(Collected data entries)
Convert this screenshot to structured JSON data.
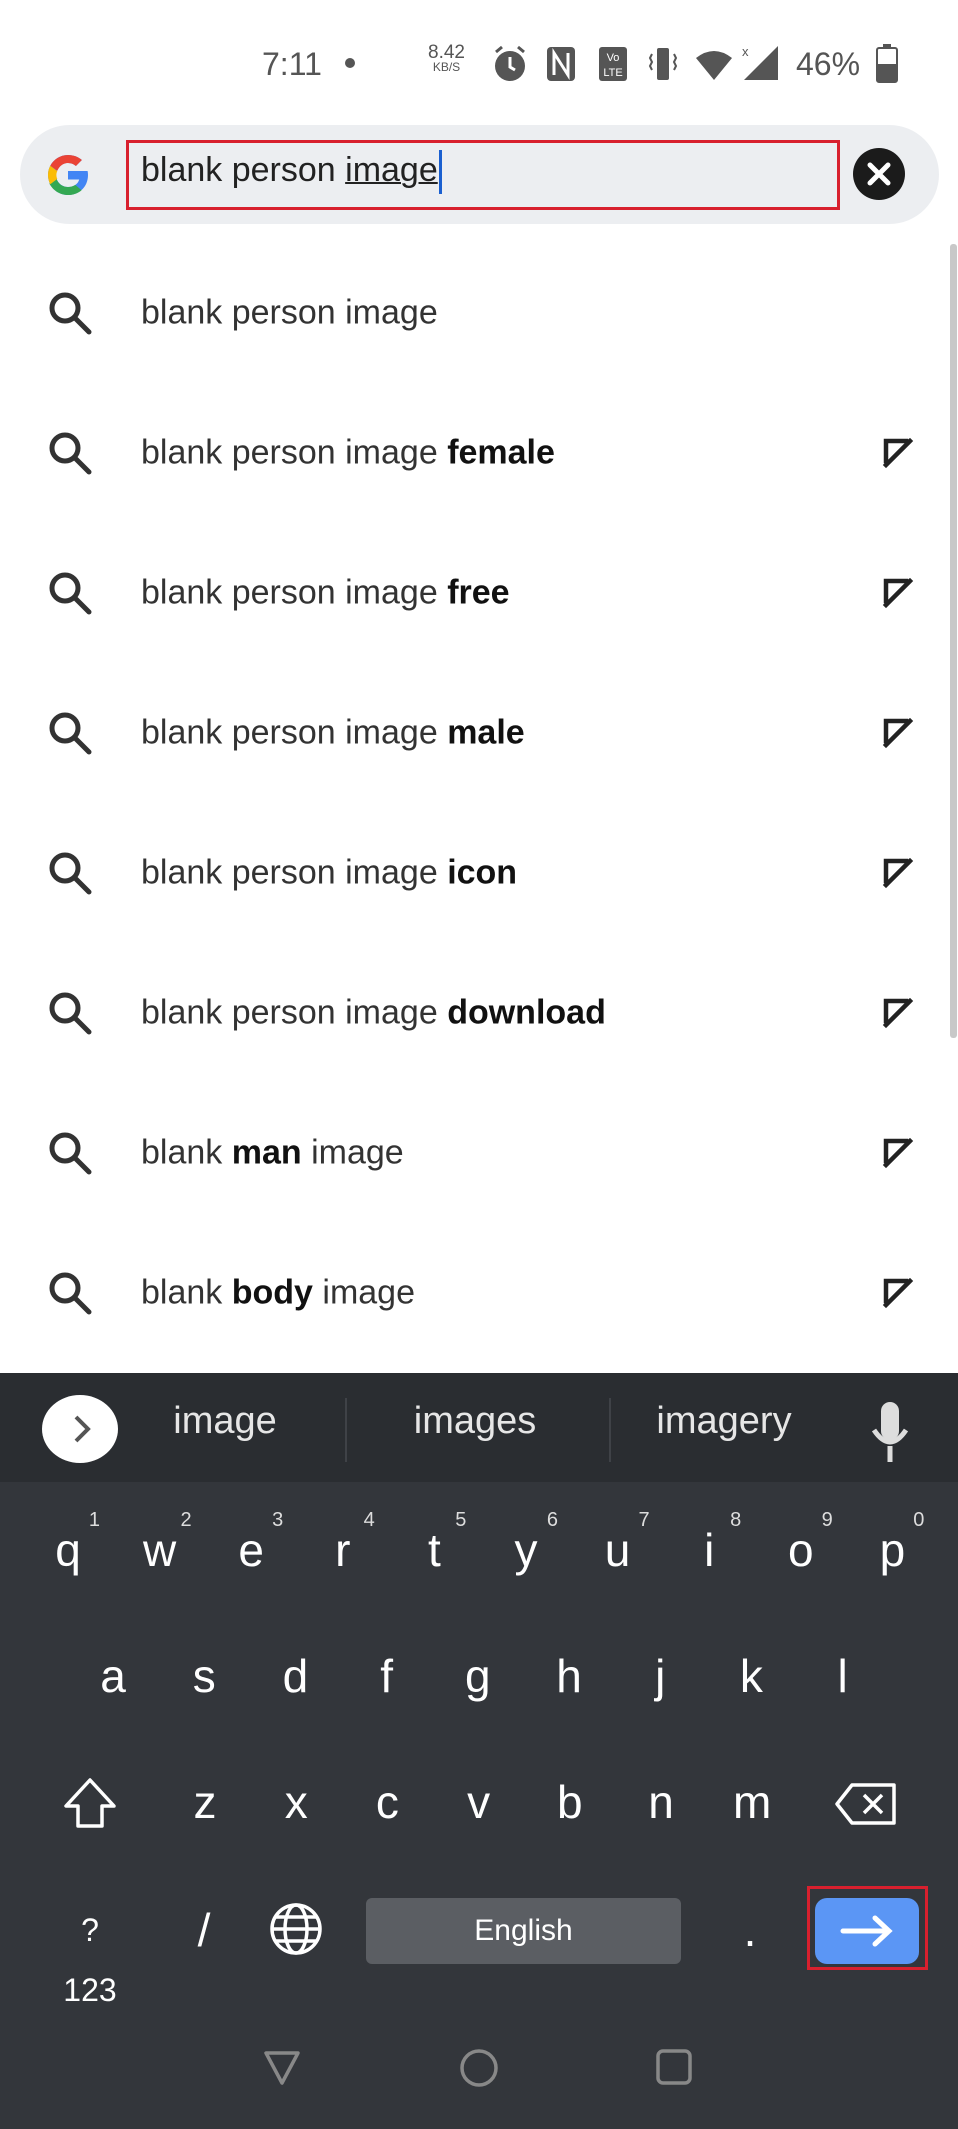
{
  "status": {
    "time": "7:11",
    "net_speed": "8.42",
    "net_unit": "KB/S",
    "battery": "46%"
  },
  "search": {
    "query_plain": "blank person ",
    "query_composing": "image"
  },
  "suggestions": [
    {
      "prefix": "blank person image",
      "bold": "",
      "suffix": ""
    },
    {
      "prefix": "blank person image ",
      "bold": "female",
      "suffix": ""
    },
    {
      "prefix": "blank person image ",
      "bold": "free",
      "suffix": ""
    },
    {
      "prefix": "blank person image ",
      "bold": "male",
      "suffix": ""
    },
    {
      "prefix": "blank person image ",
      "bold": "icon",
      "suffix": ""
    },
    {
      "prefix": "blank person image ",
      "bold": "download",
      "suffix": ""
    },
    {
      "prefix": "blank ",
      "bold": "man",
      "suffix": " image"
    },
    {
      "prefix": "blank ",
      "bold": "body",
      "suffix": " image"
    }
  ],
  "keyboard": {
    "word_suggestions": [
      "image",
      "images",
      "imagery"
    ],
    "row1": [
      [
        "q",
        "1"
      ],
      [
        "w",
        "2"
      ],
      [
        "e",
        "3"
      ],
      [
        "r",
        "4"
      ],
      [
        "t",
        "5"
      ],
      [
        "y",
        "6"
      ],
      [
        "u",
        "7"
      ],
      [
        "i",
        "8"
      ],
      [
        "o",
        "9"
      ],
      [
        "p",
        "0"
      ]
    ],
    "row2": [
      "a",
      "s",
      "d",
      "f",
      "g",
      "h",
      "j",
      "k",
      "l"
    ],
    "row3": [
      "z",
      "x",
      "c",
      "v",
      "b",
      "n",
      "m"
    ],
    "symbols_label": "?123",
    "slash": "/",
    "space_label": "English",
    "period": ".",
    "enter_color": "#5b96f5"
  },
  "colors": {
    "highlight": "#d8202e",
    "keyboard_bg": "#33363b"
  }
}
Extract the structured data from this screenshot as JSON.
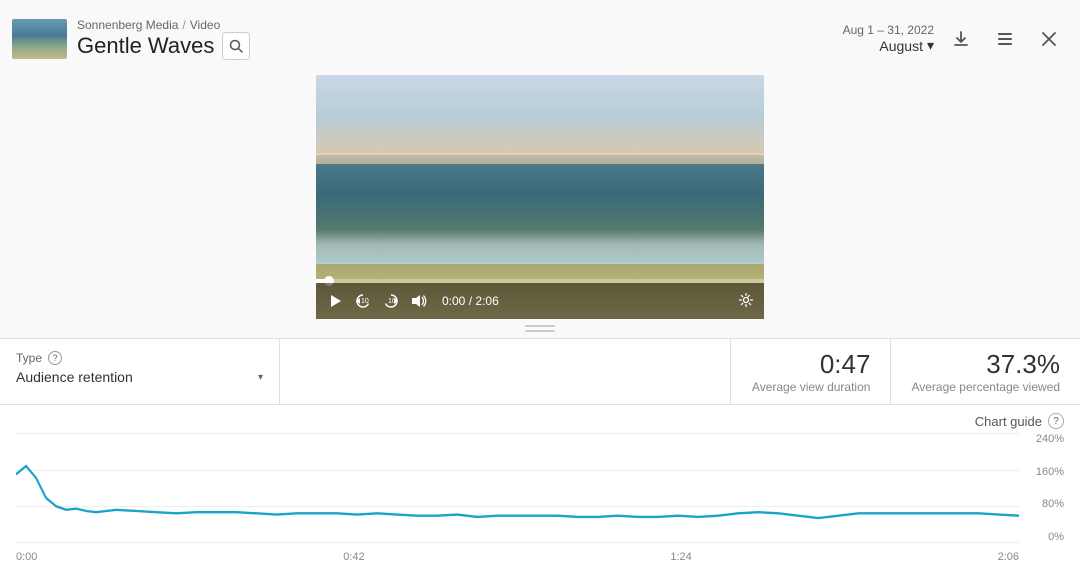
{
  "header": {
    "breadcrumb_parent": "Sonnenberg Media",
    "breadcrumb_separator": "/",
    "breadcrumb_child": "Video",
    "title": "Gentle Waves",
    "search_placeholder": "Search",
    "date_range": "Aug 1 – 31, 2022",
    "month_label": "August"
  },
  "video": {
    "current_time": "0:00",
    "separator": "/",
    "total_time": "2:06"
  },
  "type_selector": {
    "label": "Type",
    "value": "Audience retention"
  },
  "stats": {
    "avg_view_duration": "0:47",
    "avg_view_duration_label": "Average view duration",
    "avg_pct_viewed": "37.3%",
    "avg_pct_viewed_label": "Average percentage viewed"
  },
  "chart": {
    "guide_label": "Chart guide",
    "y_labels": [
      "240%",
      "160%",
      "80%",
      "0%"
    ],
    "x_labels": [
      "0:00",
      "0:42",
      "1:24",
      "2:06"
    ]
  },
  "icons": {
    "download": "⬇",
    "more": "⋮",
    "close": "✕",
    "search": "🔍",
    "play": "▶",
    "rewind": "↺",
    "forward": "↻",
    "volume": "🔊",
    "settings": "⚙",
    "chevron_down": "▾",
    "help": "?",
    "drag": "≡"
  }
}
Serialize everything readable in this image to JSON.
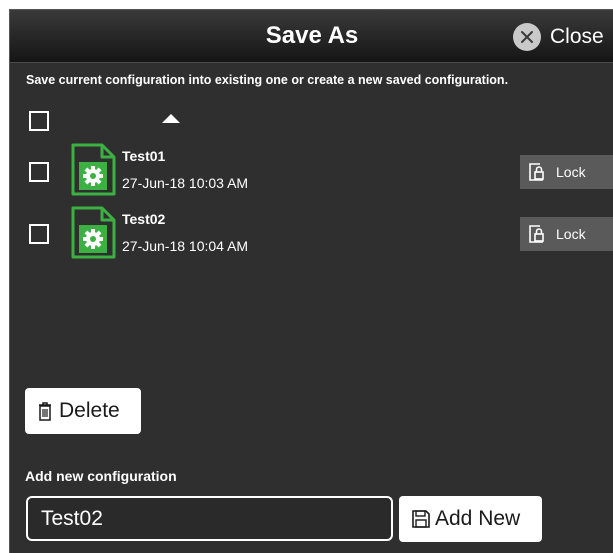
{
  "dialog": {
    "title": "Save As",
    "close_label": "Close",
    "instruction": "Save current configuration into existing one or create a new saved configuration."
  },
  "list": {
    "items": [
      {
        "name": "Test01",
        "date": "27-Jun-18 10:03 AM",
        "lock_label": "Lock",
        "checked": false,
        "icon": "config-file-icon"
      },
      {
        "name": "Test02",
        "date": "27-Jun-18 10:04 AM",
        "lock_label": "Lock",
        "checked": false,
        "icon": "config-file-icon"
      }
    ]
  },
  "actions": {
    "delete_label": "Delete",
    "add_new_title": "Add new configuration",
    "input_value": "Test02",
    "add_new_label": "Add New"
  },
  "colors": {
    "background": "#2f2f2f",
    "icon_green": "#3cb043",
    "button_gray": "#5a5a5a"
  }
}
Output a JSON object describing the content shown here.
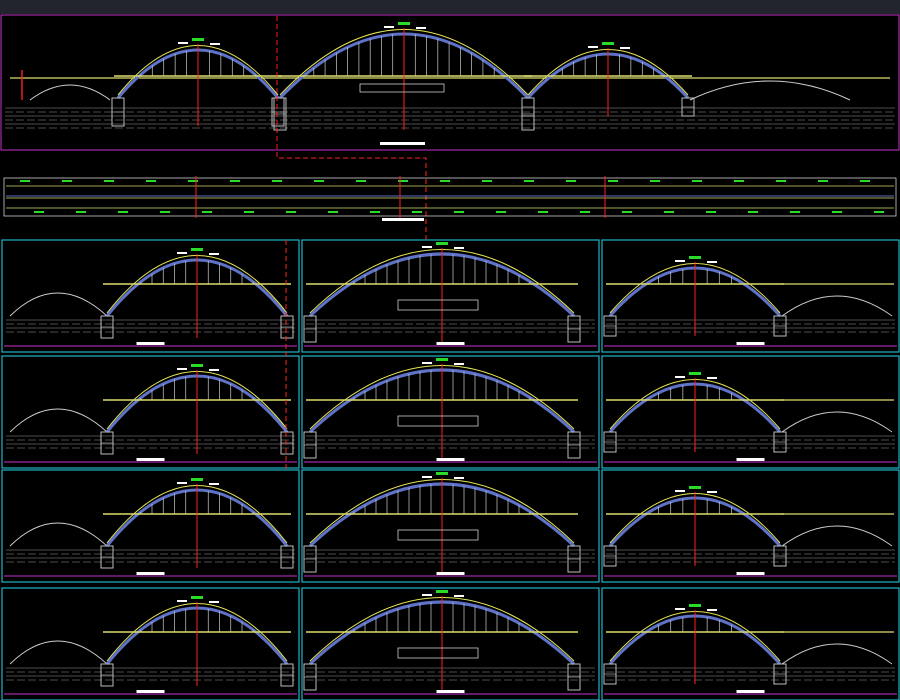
{
  "colors": {
    "background": "#000000",
    "topbar": "#22252e",
    "magenta_frame": "#c832c8",
    "cyan_frame": "#1fb5c8",
    "arch": "#5e72c8",
    "arch_upper": "#e6e655",
    "deck": "#dcdc6e",
    "hangers": "#cfcfcf",
    "pier": "#bdbdbd",
    "centerline": "#ff2020",
    "ground": "#9a9a9a",
    "labels": "#ffffff",
    "annotation_green": "#28dc28"
  },
  "drawing": {
    "elevation_view": {
      "components": [
        "left-arch-span",
        "main-arch-span",
        "right-arch-span",
        "left-approach",
        "right-approach"
      ]
    },
    "plan_view": {
      "components": [
        "deck-plan-strip"
      ]
    },
    "detail_grid": {
      "rows": 4,
      "columns": 3,
      "cells": [
        {
          "row": 1,
          "col": 1,
          "variant": "left-span"
        },
        {
          "row": 1,
          "col": 2,
          "variant": "main-span"
        },
        {
          "row": 1,
          "col": 3,
          "variant": "right-span"
        },
        {
          "row": 2,
          "col": 1,
          "variant": "left-span"
        },
        {
          "row": 2,
          "col": 2,
          "variant": "main-span"
        },
        {
          "row": 2,
          "col": 3,
          "variant": "right-span"
        },
        {
          "row": 3,
          "col": 1,
          "variant": "left-span"
        },
        {
          "row": 3,
          "col": 2,
          "variant": "main-span"
        },
        {
          "row": 3,
          "col": 3,
          "variant": "right-span"
        },
        {
          "row": 4,
          "col": 1,
          "variant": "left-span"
        },
        {
          "row": 4,
          "col": 2,
          "variant": "main-span"
        },
        {
          "row": 4,
          "col": 3,
          "variant": "right-span"
        }
      ]
    }
  }
}
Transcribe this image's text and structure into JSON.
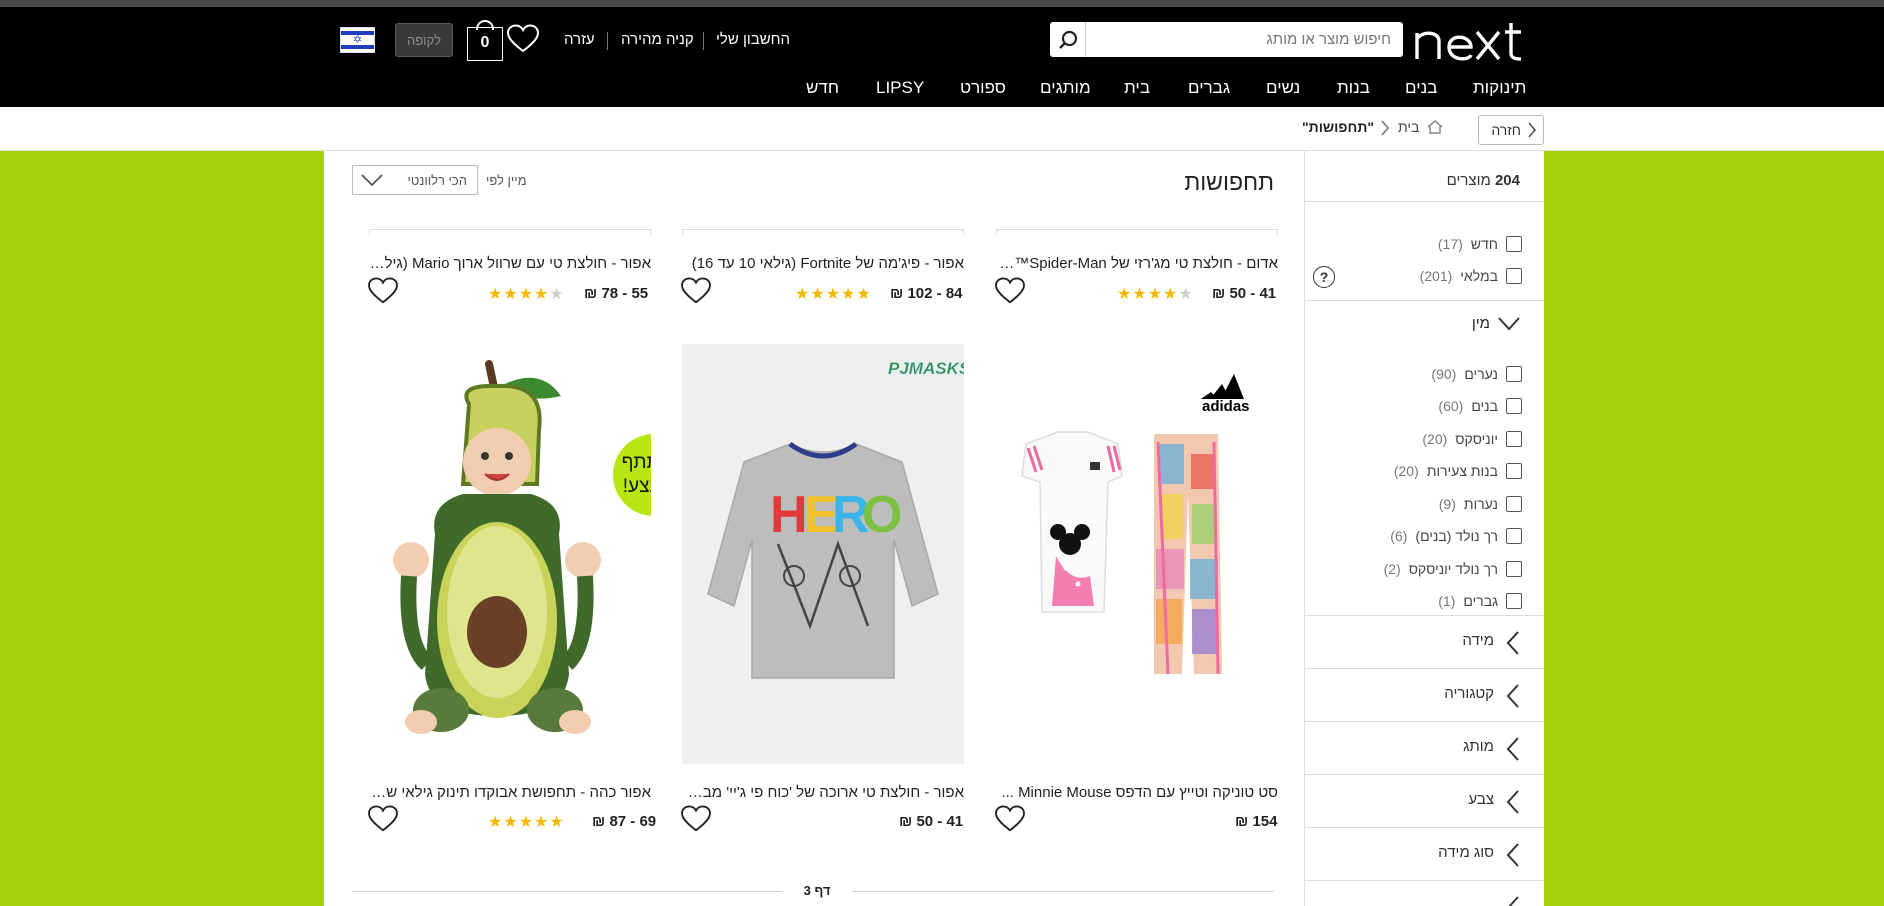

▶ _GIVEN REQUEST_
Find every line in the records that contains the word "bold"; copy those lines.

▶ _TASK OUTPUT_
      "bold": "",
      "bold": "female",
      "bold": "free",
      "bold": "male",
      "bold": "icon",
      "bold": "download",
      "bold": "man",
      "bold": "body",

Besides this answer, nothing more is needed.